Repeat the entries that follow verbatim, without any of their pictures.
## begin
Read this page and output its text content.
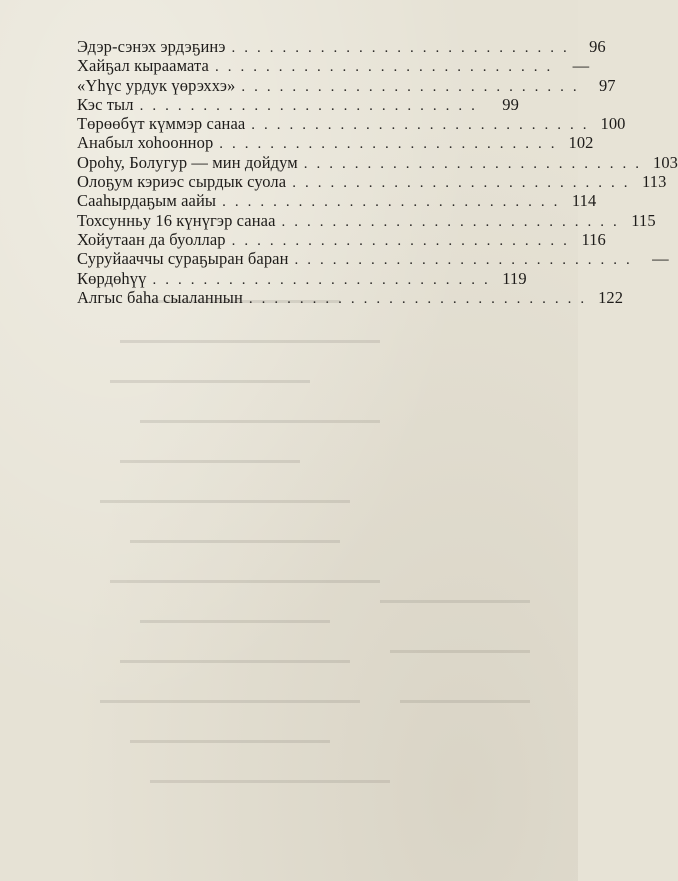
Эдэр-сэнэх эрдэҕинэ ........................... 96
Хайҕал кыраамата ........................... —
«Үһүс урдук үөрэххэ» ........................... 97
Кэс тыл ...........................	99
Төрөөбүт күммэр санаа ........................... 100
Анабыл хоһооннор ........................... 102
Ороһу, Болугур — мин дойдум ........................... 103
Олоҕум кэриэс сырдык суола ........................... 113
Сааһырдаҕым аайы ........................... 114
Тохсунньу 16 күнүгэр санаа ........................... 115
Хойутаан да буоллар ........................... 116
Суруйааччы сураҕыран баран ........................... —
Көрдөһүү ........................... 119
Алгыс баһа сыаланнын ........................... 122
## end
Reply ::
Read this page and output its text content.
Эдэр-сэнэх эрдэҕинэ ........................... 96
Хайҕал кыраамата ........................... —
«Үһүс урдук үөрэххэ» ........................... 97
Кэс тыл ...........................	99
Төрөөбүт күммэр санаа ........................... 100
Анабыл хоһооннор ........................... 102
Ороһу, Болугур — мин дойдум ........................... 103
Олоҕум кэриэс сырдык суола ........................... 113
Сааһырдаҕым аайы ........................... 114
Тохсунньу 16 күнүгэр санаа ........................... 115
Хойутаан да буоллар ........................... 116
Суруйааччы сураҕыран баран ........................... —
Көрдөһүү ........................... 119
Алгыс баһа сыаланнын ........................... 122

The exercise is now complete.